[Exercise directions]: Transcribe the material exactly. Images do not belong in the copy.

[Records about charts and figures]:

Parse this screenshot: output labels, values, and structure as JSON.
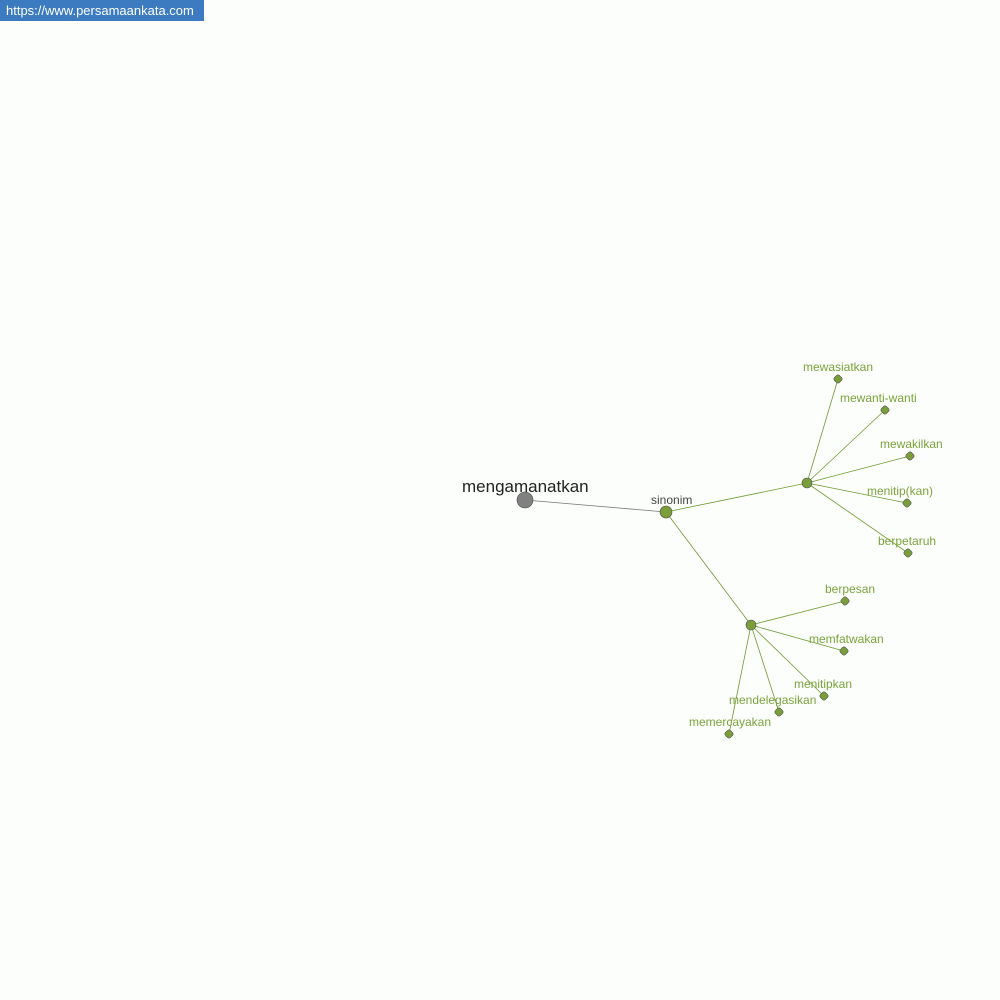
{
  "site_url": "https://www.persamaankata.com",
  "colors": {
    "root_node": "#808080",
    "accent": "#7a9e3a",
    "edge": "#6e9a2e",
    "url_bar": "#3c7bbf"
  },
  "graph": {
    "root": "mengamanatkan",
    "relation": "sinonim",
    "groups": [
      {
        "leaves": [
          "mewasiatkan",
          "mewanti-wanti",
          "mewakilkan",
          "menitip(kan)",
          "berpetaruh"
        ]
      },
      {
        "leaves": [
          "berpesan",
          "memfatwakan",
          "menitipkan",
          "mendelegasikan",
          "memercayakan"
        ]
      }
    ]
  }
}
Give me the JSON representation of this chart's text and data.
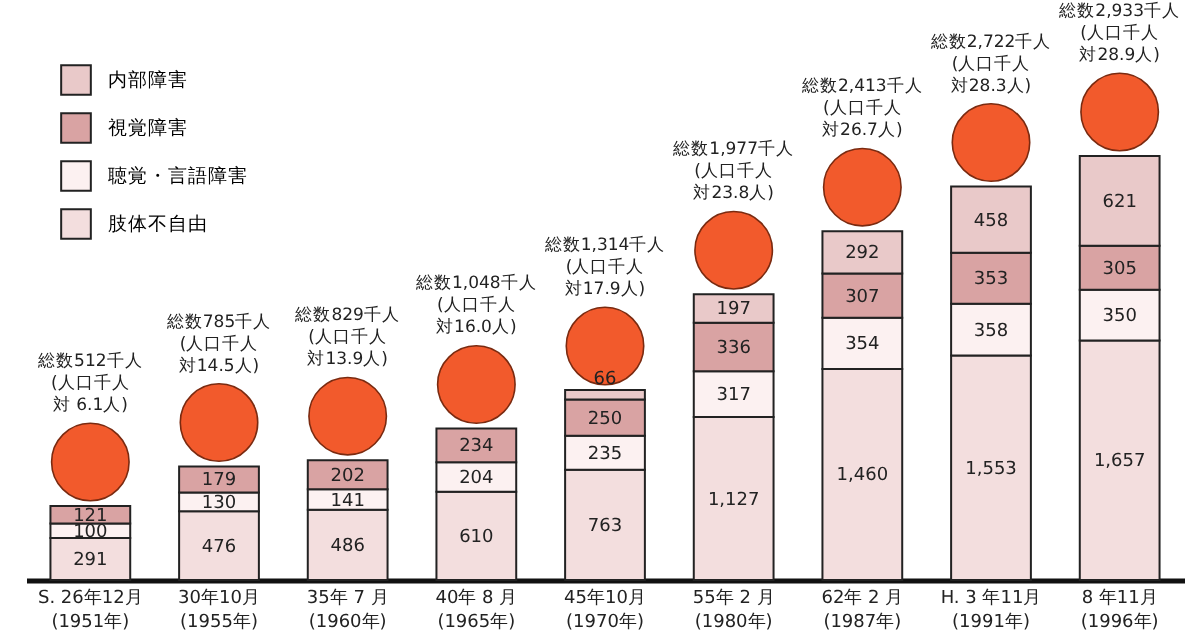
{
  "chart_data": {
    "type": "bar",
    "stacked": true,
    "legend": "top left",
    "grid": false,
    "categories": [
      "S. 26年12月\n(1951年)",
      "30年10月\n(1955年)",
      "35年 7 月\n(1960年)",
      "40年 8 月\n(1965年)",
      "45年10月\n(1970年)",
      "55年 2 月\n(1980年)",
      "62年 2 月\n(1987年)",
      "H. 3 年11月\n(1991年)",
      "8 年11月\n(1996年)"
    ],
    "series": [
      {
        "name": "肢体不自由",
        "color": "#f3dede",
        "values": [
          291,
          476,
          486,
          610,
          763,
          1127,
          1460,
          1553,
          1657
        ],
        "value_labels": [
          "291",
          "476",
          "486",
          "610",
          "763",
          "1,127",
          "1,460",
          "1,553",
          "1,657"
        ]
      },
      {
        "name": "聴覚・言語障害",
        "color": "#fcf1f1",
        "values": [
          100,
          130,
          141,
          204,
          235,
          317,
          354,
          358,
          350
        ],
        "value_labels": [
          "100",
          "130",
          "141",
          "204",
          "235",
          "317",
          "354",
          "358",
          "350"
        ]
      },
      {
        "name": "視覚障害",
        "color": "#d9a3a3",
        "values": [
          121,
          179,
          202,
          234,
          250,
          336,
          307,
          353,
          305
        ],
        "value_labels": [
          "121",
          "179",
          "202",
          "234",
          "250",
          "336",
          "307",
          "353",
          "305"
        ]
      },
      {
        "name": "内部障害",
        "color": "#e9c9c9",
        "values": [
          null,
          null,
          null,
          null,
          66,
          197,
          292,
          458,
          621
        ],
        "value_labels": [
          null,
          null,
          null,
          null,
          "66",
          "197",
          "292",
          "458",
          "621"
        ]
      }
    ],
    "annotations": [
      "総数512千人",
      "(人口千人",
      "対 6.1人)",
      "総数785千人",
      "(人口千人",
      "対14.5人)",
      "総数829千人",
      "(人口千人",
      "対13.9人)",
      "総数1,048千人",
      "(人口千人",
      "対16.0人)",
      "総数1,314千人",
      "(人口千人",
      "対17.9人)",
      "総数1,977千人",
      "(人口千人",
      "対23.8人)",
      "総数2,413千人",
      "(人口千人",
      "対26.7人)",
      "総数2,722千人",
      "(人口千人",
      "対28.3人)",
      "総数2,933千人",
      "(人口千人",
      "対28.9人)"
    ]
  }
}
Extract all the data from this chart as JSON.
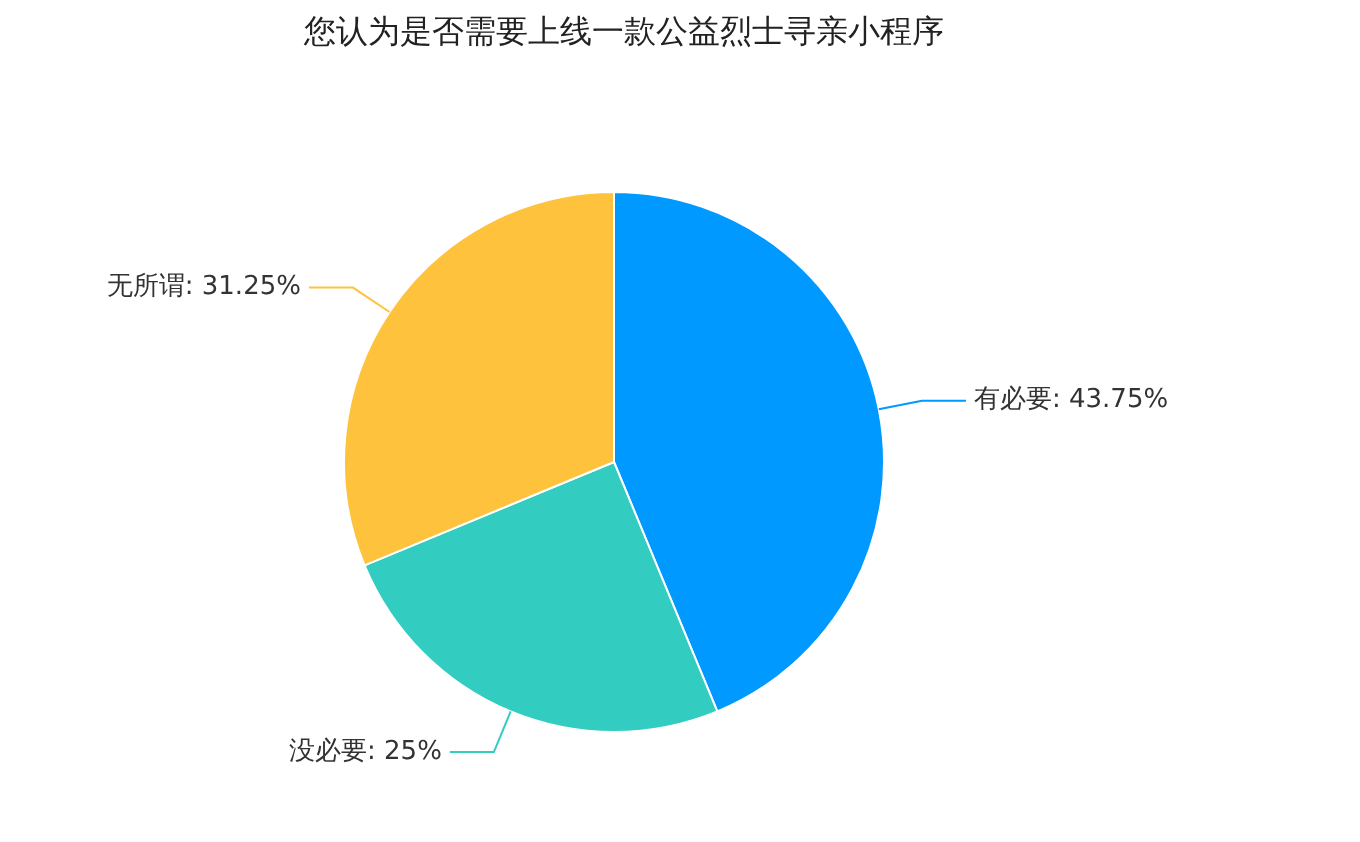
{
  "chart_data": {
    "type": "pie",
    "title": "您认为是否需要上线一款公益烈士寻亲小程序",
    "categories": [
      "有必要",
      "没必要",
      "无所谓"
    ],
    "values": [
      43.75,
      25,
      31.25
    ],
    "colors": [
      "#0099ff",
      "#33ccc0",
      "#ffc23d"
    ],
    "value_labels": [
      ": 43.75%",
      ": 25%",
      ": 31.25%"
    ],
    "legend": false
  }
}
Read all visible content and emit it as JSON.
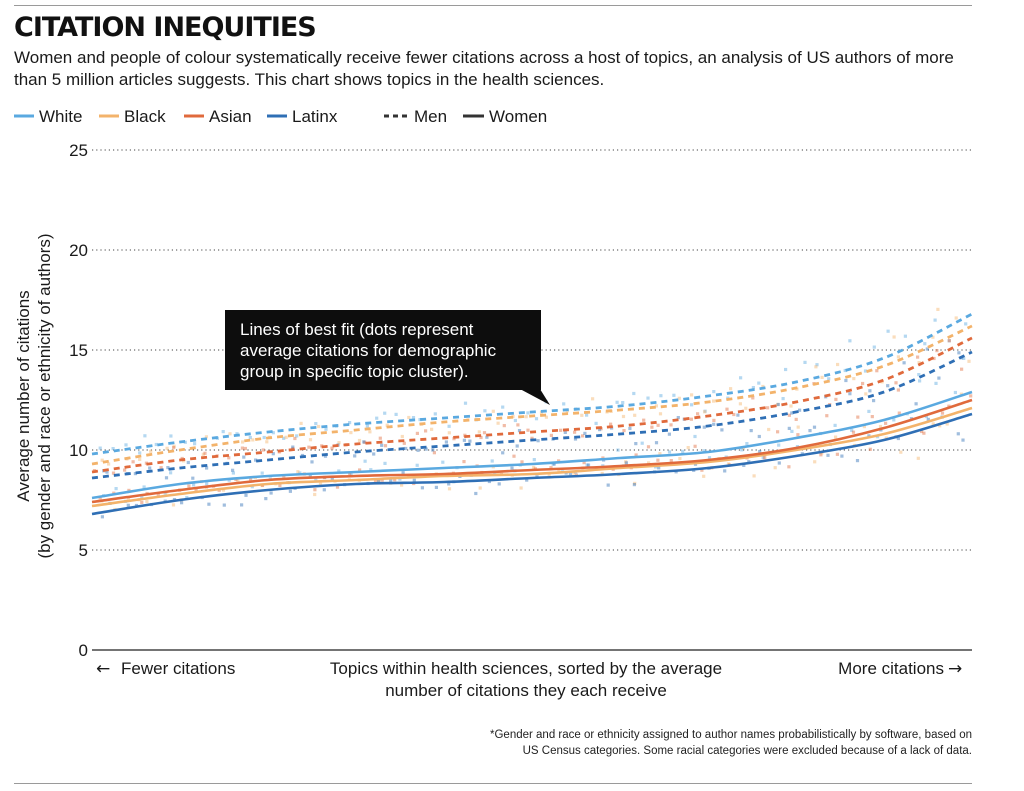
{
  "header": {
    "title": "CITATION INEQUITIES",
    "subtitle": "Women and people of colour systematically receive fewer citations across a host of topics, an analysis of US authors of more than 5 million articles suggests. This chart shows topics in the health sciences."
  },
  "footnote": {
    "line1": "*Gender and race or ethnicity assigned to author names probabilistically by software, based on",
    "line2": "US Census categories. Some racial categories were excluded because of a lack of data."
  },
  "colors": {
    "White": "#5aa9e0",
    "Black": "#f3b36b",
    "Asian": "#e06a3c",
    "Latinx": "#2f6fb5",
    "ink": "#333333"
  },
  "chart_data": {
    "type": "line",
    "title": "CITATION INEQUITIES",
    "ylabel_line1": "Average number of citations",
    "ylabel_line2": "(by gender and race or ethnicity of authors)",
    "xlabel_line1": "Topics within health sciences, sorted by the average",
    "xlabel_line2": "number of citations they each receive",
    "x_left_label": "Fewer citations",
    "x_right_label": "More citations",
    "left_arrow": "←",
    "right_arrow": "→",
    "ylim": [
      0,
      25
    ],
    "yticks": [
      "0",
      "5",
      "10",
      "15",
      "20",
      "25"
    ],
    "ytick_values": [
      0,
      5,
      10,
      15,
      20,
      25
    ],
    "grid": "horizontal dotted",
    "x": [
      0,
      0.1,
      0.2,
      0.3,
      0.4,
      0.5,
      0.6,
      0.7,
      0.8,
      0.9,
      1.0
    ],
    "legend": {
      "items": [
        "White",
        "Black",
        "Asian",
        "Latinx"
      ],
      "men": "Men",
      "women": "Women"
    },
    "annotation": "Lines of best fit (dots represent average citations for demographic group in specific topic cluster).",
    "annotation_lines": [
      "Lines of best fit (dots represent",
      "average citations for demographic",
      "group in specific topic cluster)."
    ],
    "series": [
      {
        "name": "White Men",
        "group": "White",
        "gender": "Men",
        "values": [
          9.8,
          10.4,
          10.9,
          11.3,
          11.6,
          11.9,
          12.2,
          12.7,
          13.4,
          14.6,
          16.8
        ]
      },
      {
        "name": "Black Men",
        "group": "Black",
        "gender": "Men",
        "values": [
          9.3,
          10.0,
          10.6,
          11.0,
          11.4,
          11.7,
          12.0,
          12.4,
          13.1,
          14.2,
          16.2
        ]
      },
      {
        "name": "Asian Men",
        "group": "Asian",
        "gender": "Men",
        "values": [
          8.9,
          9.5,
          9.9,
          10.3,
          10.6,
          10.9,
          11.2,
          11.7,
          12.4,
          13.5,
          15.6
        ]
      },
      {
        "name": "Latinx Men",
        "group": "Latinx",
        "gender": "Men",
        "values": [
          8.6,
          9.1,
          9.5,
          9.9,
          10.2,
          10.5,
          10.8,
          11.2,
          11.9,
          12.9,
          14.9
        ]
      },
      {
        "name": "White Women",
        "group": "White",
        "gender": "Women",
        "values": [
          7.6,
          8.3,
          8.7,
          8.9,
          9.1,
          9.3,
          9.6,
          9.9,
          10.6,
          11.5,
          12.9
        ]
      },
      {
        "name": "Black Women",
        "group": "Black",
        "gender": "Women",
        "values": [
          7.2,
          7.8,
          8.3,
          8.5,
          8.7,
          8.8,
          9.1,
          9.4,
          10.0,
          10.8,
          12.1
        ]
      },
      {
        "name": "Asian Women",
        "group": "Asian",
        "gender": "Women",
        "values": [
          7.4,
          8.0,
          8.5,
          8.7,
          8.8,
          9.0,
          9.2,
          9.5,
          10.1,
          11.1,
          12.5
        ]
      },
      {
        "name": "Latinx Women",
        "group": "Latinx",
        "gender": "Women",
        "values": [
          6.8,
          7.5,
          8.0,
          8.3,
          8.4,
          8.6,
          8.8,
          9.1,
          9.7,
          10.5,
          11.8
        ]
      }
    ]
  }
}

[Solution for this problem]:
Parse this screenshot: output labels, values, and structure as JSON.
{
  "site_url": "https://www.persamaankata.com",
  "colors": {
    "root_node": "#808080",
    "accent": "#7a9e3a",
    "edge": "#6e9a2e",
    "url_bar": "#3c7bbf"
  },
  "graph": {
    "root": "mengamanatkan",
    "relation": "sinonim",
    "groups": [
      {
        "leaves": [
          "mewasiatkan",
          "mewanti-wanti",
          "mewakilkan",
          "menitip(kan)",
          "berpetaruh"
        ]
      },
      {
        "leaves": [
          "berpesan",
          "memfatwakan",
          "menitipkan",
          "mendelegasikan",
          "memercayakan"
        ]
      }
    ]
  }
}
Give me the JSON representation of this chart's text and data.
{
  "chart_data": {
    "type": "bar",
    "stacked": true,
    "legend": "top left",
    "grid": false,
    "categories": [
      "S. 26年12月\n(1951年)",
      "30年10月\n(1955年)",
      "35年 7 月\n(1960年)",
      "40年 8 月\n(1965年)",
      "45年10月\n(1970年)",
      "55年 2 月\n(1980年)",
      "62年 2 月\n(1987年)",
      "H. 3 年11月\n(1991年)",
      "8 年11月\n(1996年)"
    ],
    "series": [
      {
        "name": "肢体不自由",
        "color": "#f3dede",
        "values": [
          291,
          476,
          486,
          610,
          763,
          1127,
          1460,
          1553,
          1657
        ],
        "value_labels": [
          "291",
          "476",
          "486",
          "610",
          "763",
          "1,127",
          "1,460",
          "1,553",
          "1,657"
        ]
      },
      {
        "name": "聴覚・言語障害",
        "color": "#fcf1f1",
        "values": [
          100,
          130,
          141,
          204,
          235,
          317,
          354,
          358,
          350
        ],
        "value_labels": [
          "100",
          "130",
          "141",
          "204",
          "235",
          "317",
          "354",
          "358",
          "350"
        ]
      },
      {
        "name": "視覚障害",
        "color": "#d9a3a3",
        "values": [
          121,
          179,
          202,
          234,
          250,
          336,
          307,
          353,
          305
        ],
        "value_labels": [
          "121",
          "179",
          "202",
          "234",
          "250",
          "336",
          "307",
          "353",
          "305"
        ]
      },
      {
        "name": "内部障害",
        "color": "#e9c9c9",
        "values": [
          null,
          null,
          null,
          null,
          66,
          197,
          292,
          458,
          621
        ],
        "value_labels": [
          null,
          null,
          null,
          null,
          "66",
          "197",
          "292",
          "458",
          "621"
        ]
      }
    ],
    "annotations": [
      "総数512千人",
      "(人口千人",
      "対 6.1人)",
      "総数785千人",
      "(人口千人",
      "対14.5人)",
      "総数829千人",
      "(人口千人",
      "対13.9人)",
      "総数1,048千人",
      "(人口千人",
      "対16.0人)",
      "総数1,314千人",
      "(人口千人",
      "対17.9人)",
      "総数1,977千人",
      "(人口千人",
      "対23.8人)",
      "総数2,413千人",
      "(人口千人",
      "対26.7人)",
      "総数2,722千人",
      "(人口千人",
      "対28.3人)",
      "総数2,933千人",
      "(人口千人",
      "対28.9人)"
    ]
  }
}
Extract all the data from this chart as JSON.
{
  "chart_data": {
    "type": "pie",
    "title": "您认为是否需要上线一款公益烈士寻亲小程序",
    "categories": [
      "有必要",
      "没必要",
      "无所谓"
    ],
    "values": [
      43.75,
      25,
      31.25
    ],
    "colors": [
      "#0099ff",
      "#33ccc0",
      "#ffc23d"
    ],
    "value_labels": [
      ": 43.75%",
      ": 25%",
      ": 31.25%"
    ],
    "legend": false
  }
}
Read all visible content and emit it as JSON.
{
  "header": {
    "title": "CITATION INEQUITIES",
    "subtitle": "Women and people of colour systematically receive fewer citations across a host of topics, an analysis of US authors of more than 5 million articles suggests. This chart shows topics in the health sciences."
  },
  "footnote": {
    "line1": "*Gender and race or ethnicity assigned to author names probabilistically by software, based on",
    "line2": "US Census categories. Some racial categories were excluded because of a lack of data."
  },
  "colors": {
    "White": "#5aa9e0",
    "Black": "#f3b36b",
    "Asian": "#e06a3c",
    "Latinx": "#2f6fb5",
    "ink": "#333333"
  },
  "chart_data": {
    "type": "line",
    "title": "CITATION INEQUITIES",
    "ylabel_line1": "Average number of citations",
    "ylabel_line2": "(by gender and race or ethnicity of authors)",
    "xlabel_line1": "Topics within health sciences, sorted by the average",
    "xlabel_line2": "number of citations they each receive",
    "x_left_label": "Fewer citations",
    "x_right_label": "More citations",
    "left_arrow": "←",
    "right_arrow": "→",
    "ylim": [
      0,
      25
    ],
    "yticks": [
      "0",
      "5",
      "10",
      "15",
      "20",
      "25"
    ],
    "ytick_values": [
      0,
      5,
      10,
      15,
      20,
      25
    ],
    "grid": "horizontal dotted",
    "x": [
      0,
      0.1,
      0.2,
      0.3,
      0.4,
      0.5,
      0.6,
      0.7,
      0.8,
      0.9,
      1.0
    ],
    "legend": {
      "items": [
        "White",
        "Black",
        "Asian",
        "Latinx"
      ],
      "men": "Men",
      "women": "Women"
    },
    "annotation": "Lines of best fit (dots represent average citations for demographic group in specific topic cluster).",
    "annotation_lines": [
      "Lines of best fit (dots represent",
      "average citations for demographic",
      "group in specific topic cluster)."
    ],
    "series": [
      {
        "name": "White Men",
        "group": "White",
        "gender": "Men",
        "values": [
          9.8,
          10.4,
          10.9,
          11.3,
          11.6,
          11.9,
          12.2,
          12.7,
          13.4,
          14.6,
          16.8
        ]
      },
      {
        "name": "Black Men",
        "group": "Black",
        "gender": "Men",
        "values": [
          9.3,
          10.0,
          10.6,
          11.0,
          11.4,
          11.7,
          12.0,
          12.4,
          13.1,
          14.2,
          16.2
        ]
      },
      {
        "name": "Asian Men",
        "group": "Asian",
        "gender": "Men",
        "values": [
          8.9,
          9.5,
          9.9,
          10.3,
          10.6,
          10.9,
          11.2,
          11.7,
          12.4,
          13.5,
          15.6
        ]
      },
      {
        "name": "Latinx Men",
        "group": "Latinx",
        "gender": "Men",
        "values": [
          8.6,
          9.1,
          9.5,
          9.9,
          10.2,
          10.5,
          10.8,
          11.2,
          11.9,
          12.9,
          14.9
        ]
      },
      {
        "name": "White Women",
        "group": "White",
        "gender": "Women",
        "values": [
          7.6,
          8.3,
          8.7,
          8.9,
          9.1,
          9.3,
          9.6,
          9.9,
          10.6,
          11.5,
          12.9
        ]
      },
      {
        "name": "Black Women",
        "group": "Black",
        "gender": "Women",
        "values": [
          7.2,
          7.8,
          8.3,
          8.5,
          8.7,
          8.8,
          9.1,
          9.4,
          10.0,
          10.8,
          12.1
        ]
      },
      {
        "name": "Asian Women",
        "group": "Asian",
        "gender": "Women",
        "values": [
          7.4,
          8.0,
          8.5,
          8.7,
          8.8,
          9.0,
          9.2,
          9.5,
          10.1,
          11.1,
          12.5
        ]
      },
      {
        "name": "Latinx Women",
        "group": "Latinx",
        "gender": "Women",
        "values": [
          6.8,
          7.5,
          8.0,
          8.3,
          8.4,
          8.6,
          8.8,
          9.1,
          9.7,
          10.5,
          11.8
        ]
      }
    ]
  }
}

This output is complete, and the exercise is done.